<<<<

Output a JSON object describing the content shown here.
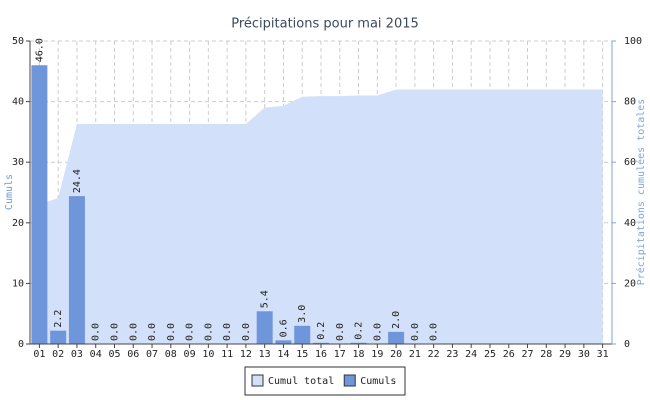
{
  "chart_data": {
    "type": "bar",
    "title": "Précipitations pour mai 2015",
    "y_label": "Cumuls",
    "y2_label": "Précipitations cumulées totales",
    "categories": [
      "01",
      "02",
      "03",
      "04",
      "05",
      "06",
      "07",
      "08",
      "09",
      "10",
      "11",
      "12",
      "13",
      "14",
      "15",
      "16",
      "17",
      "18",
      "19",
      "20",
      "21",
      "22",
      "23",
      "24",
      "25",
      "26",
      "27",
      "28",
      "29",
      "30",
      "31"
    ],
    "series": [
      {
        "name": "Cumul total",
        "type": "area",
        "axis": "y2",
        "color": "#d3e0f9",
        "values": [
          46,
          48.2,
          72.6,
          72.6,
          72.6,
          72.6,
          72.6,
          72.6,
          72.6,
          72.6,
          72.6,
          72.6,
          78,
          78.6,
          81.6,
          81.8,
          81.8,
          82,
          82,
          84,
          84,
          84,
          84,
          84,
          84,
          84,
          84,
          84,
          84,
          84,
          84
        ]
      },
      {
        "name": "Cumuls",
        "type": "bar",
        "color": "#6f96db",
        "values": [
          46,
          2.2,
          24.4,
          0,
          0,
          0,
          0,
          0,
          0,
          0,
          0,
          0,
          5.4,
          0.6,
          3,
          0.2,
          0,
          0.2,
          0,
          2,
          0,
          0,
          null,
          null,
          null,
          null,
          null,
          null,
          null,
          null,
          null
        ],
        "value_labels": [
          "46.0",
          "2.2",
          "24.4",
          "0.0",
          "0.0",
          "0.0",
          "0.0",
          "0.0",
          "0.0",
          "0.0",
          "0.0",
          "0.0",
          "5.4",
          "0.6",
          "3.0",
          "0.2",
          "0.0",
          "0.2",
          "0.0",
          "2.0",
          "0.0",
          "0.0",
          null,
          null,
          null,
          null,
          null,
          null,
          null,
          null,
          null
        ]
      }
    ],
    "ylim": [
      0,
      50
    ],
    "yticks": [
      0,
      10,
      20,
      30,
      40,
      50
    ],
    "y2lim": [
      0,
      100
    ],
    "y2ticks": [
      0,
      20,
      40,
      60,
      80,
      100
    ],
    "grid": true,
    "legend": "bottom"
  }
}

>>>>

=== To do ===
The listing above must be printed again exactly, minus its pictures.

=== Correct result ===
Output a JSON object describing the content shown here.
{
  "chart_data": {
    "type": "bar",
    "title": "Précipitations pour mai 2015",
    "y_label": "Cumuls",
    "y2_label": "Précipitations cumulées totales",
    "categories": [
      "01",
      "02",
      "03",
      "04",
      "05",
      "06",
      "07",
      "08",
      "09",
      "10",
      "11",
      "12",
      "13",
      "14",
      "15",
      "16",
      "17",
      "18",
      "19",
      "20",
      "21",
      "22",
      "23",
      "24",
      "25",
      "26",
      "27",
      "28",
      "29",
      "30",
      "31"
    ],
    "series": [
      {
        "name": "Cumul total",
        "type": "area",
        "axis": "y2",
        "color": "#d3e0f9",
        "values": [
          46,
          48.2,
          72.6,
          72.6,
          72.6,
          72.6,
          72.6,
          72.6,
          72.6,
          72.6,
          72.6,
          72.6,
          78,
          78.6,
          81.6,
          81.8,
          81.8,
          82,
          82,
          84,
          84,
          84,
          84,
          84,
          84,
          84,
          84,
          84,
          84,
          84,
          84
        ]
      },
      {
        "name": "Cumuls",
        "type": "bar",
        "color": "#6f96db",
        "values": [
          46,
          2.2,
          24.4,
          0,
          0,
          0,
          0,
          0,
          0,
          0,
          0,
          0,
          5.4,
          0.6,
          3,
          0.2,
          0,
          0.2,
          0,
          2,
          0,
          0,
          null,
          null,
          null,
          null,
          null,
          null,
          null,
          null,
          null
        ],
        "value_labels": [
          "46.0",
          "2.2",
          "24.4",
          "0.0",
          "0.0",
          "0.0",
          "0.0",
          "0.0",
          "0.0",
          "0.0",
          "0.0",
          "0.0",
          "5.4",
          "0.6",
          "3.0",
          "0.2",
          "0.0",
          "0.2",
          "0.0",
          "2.0",
          "0.0",
          "0.0",
          null,
          null,
          null,
          null,
          null,
          null,
          null,
          null,
          null
        ]
      }
    ],
    "ylim": [
      0,
      50
    ],
    "yticks": [
      0,
      10,
      20,
      30,
      40,
      50
    ],
    "y2lim": [
      0,
      100
    ],
    "y2ticks": [
      0,
      20,
      40,
      60,
      80,
      100
    ],
    "grid": true,
    "legend": "bottom"
  }
}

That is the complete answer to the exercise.